-- Start TASK INPUTS --

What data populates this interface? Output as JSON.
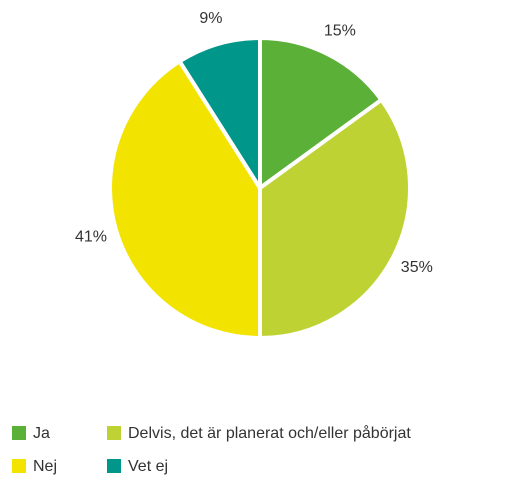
{
  "chart_data": {
    "type": "pie",
    "categories": [
      "Ja",
      "Delvis, det är planerat och/eller påbörjat",
      "Nej",
      "Vet ej"
    ],
    "values": [
      15,
      35,
      41,
      9
    ],
    "value_labels": [
      "15%",
      "35%",
      "41%",
      "9%"
    ],
    "colors": [
      "#5bb038",
      "#bfd234",
      "#f2e400",
      "#00968a"
    ],
    "legend": "bottom"
  }
}
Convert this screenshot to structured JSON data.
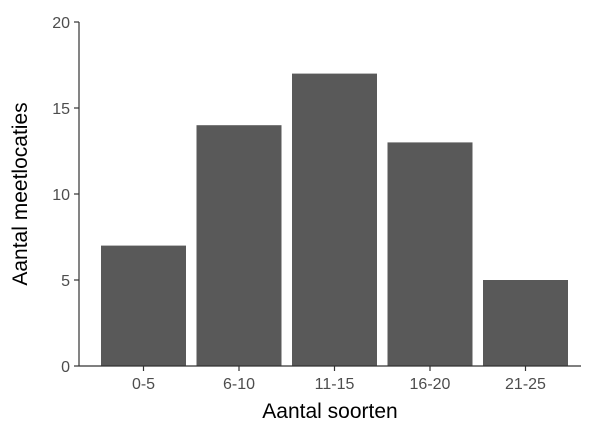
{
  "chart_data": {
    "type": "bar",
    "categories": [
      "0-5",
      "6-10",
      "11-15",
      "16-20",
      "21-25"
    ],
    "values": [
      7,
      14,
      17,
      13,
      5
    ],
    "xlabel": "Aantal soorten",
    "ylabel": "Aantal meetlocaties",
    "ylim": [
      0,
      20
    ],
    "yticks": [
      0,
      5,
      10,
      15,
      20
    ],
    "grid": false,
    "legend": "none",
    "bar_color": "#595959"
  }
}
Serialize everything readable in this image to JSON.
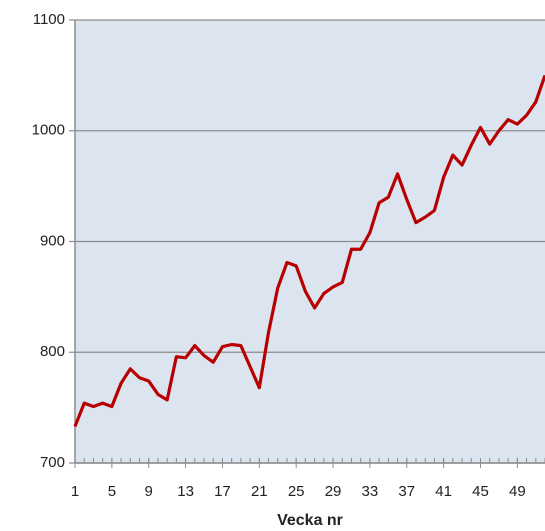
{
  "chart_data": {
    "type": "line",
    "x_label": "Vecka nr",
    "x": [
      1,
      2,
      3,
      4,
      5,
      6,
      7,
      8,
      9,
      10,
      11,
      12,
      13,
      14,
      15,
      16,
      17,
      18,
      19,
      20,
      21,
      22,
      23,
      24,
      25,
      26,
      27,
      28,
      29,
      30,
      31,
      32,
      33,
      34,
      35,
      36,
      37,
      38,
      39,
      40,
      41,
      42,
      43,
      44,
      45,
      46,
      47,
      48,
      49,
      50,
      51,
      52
    ],
    "values": [
      733,
      754,
      751,
      754,
      751,
      772,
      785,
      777,
      774,
      762,
      757,
      796,
      795,
      806,
      797,
      791,
      805,
      807,
      806,
      787,
      768,
      818,
      858,
      881,
      878,
      855,
      840,
      853,
      859,
      863,
      893,
      893,
      908,
      935,
      940,
      961,
      938,
      917,
      922,
      928,
      958,
      978,
      969,
      987,
      1003,
      988,
      1000,
      1010,
      1006,
      1014,
      1026,
      1050
    ],
    "color": "#b80000",
    "xlim": [
      1,
      52
    ],
    "xticks": [
      1,
      5,
      9,
      13,
      17,
      21,
      25,
      29,
      33,
      37,
      41,
      45,
      49
    ],
    "ylim": [
      700,
      1100
    ],
    "yticks": [
      700,
      800,
      900,
      1000,
      1100
    ],
    "grid": true
  }
}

-- End TASK INPUTS --

THE REQUEST:
Set every line down exactly as written, leaving each picture out.

EXERCISE RESULT:
What data populates this interface? Output as JSON.
{
  "chart_data": {
    "type": "pie",
    "categories": [
      "Ja",
      "Delvis, det är planerat och/eller påbörjat",
      "Nej",
      "Vet ej"
    ],
    "values": [
      15,
      35,
      41,
      9
    ],
    "value_labels": [
      "15%",
      "35%",
      "41%",
      "9%"
    ],
    "colors": [
      "#5bb038",
      "#bfd234",
      "#f2e400",
      "#00968a"
    ],
    "legend": "bottom"
  }
}
Convert this screenshot to structured JSON data.
{
  "chart_data": {
    "type": "bar",
    "categories": [
      "0-5",
      "6-10",
      "11-15",
      "16-20",
      "21-25"
    ],
    "values": [
      7,
      14,
      17,
      13,
      5
    ],
    "xlabel": "Aantal soorten",
    "ylabel": "Aantal meetlocaties",
    "ylim": [
      0,
      20
    ],
    "yticks": [
      0,
      5,
      10,
      15,
      20
    ],
    "grid": false,
    "legend": "none",
    "bar_color": "#595959"
  }
}
Serialize everything readable in this image to JSON.
{
  "chart_data": {
    "type": "line",
    "x_label": "Vecka nr",
    "x": [
      1,
      2,
      3,
      4,
      5,
      6,
      7,
      8,
      9,
      10,
      11,
      12,
      13,
      14,
      15,
      16,
      17,
      18,
      19,
      20,
      21,
      22,
      23,
      24,
      25,
      26,
      27,
      28,
      29,
      30,
      31,
      32,
      33,
      34,
      35,
      36,
      37,
      38,
      39,
      40,
      41,
      42,
      43,
      44,
      45,
      46,
      47,
      48,
      49,
      50,
      51,
      52
    ],
    "values": [
      733,
      754,
      751,
      754,
      751,
      772,
      785,
      777,
      774,
      762,
      757,
      796,
      795,
      806,
      797,
      791,
      805,
      807,
      806,
      787,
      768,
      818,
      858,
      881,
      878,
      855,
      840,
      853,
      859,
      863,
      893,
      893,
      908,
      935,
      940,
      961,
      938,
      917,
      922,
      928,
      958,
      978,
      969,
      987,
      1003,
      988,
      1000,
      1010,
      1006,
      1014,
      1026,
      1050
    ],
    "color": "#b80000",
    "xlim": [
      1,
      52
    ],
    "xticks": [
      1,
      5,
      9,
      13,
      17,
      21,
      25,
      29,
      33,
      37,
      41,
      45,
      49
    ],
    "ylim": [
      700,
      1100
    ],
    "yticks": [
      700,
      800,
      900,
      1000,
      1100
    ],
    "grid": true
  }
}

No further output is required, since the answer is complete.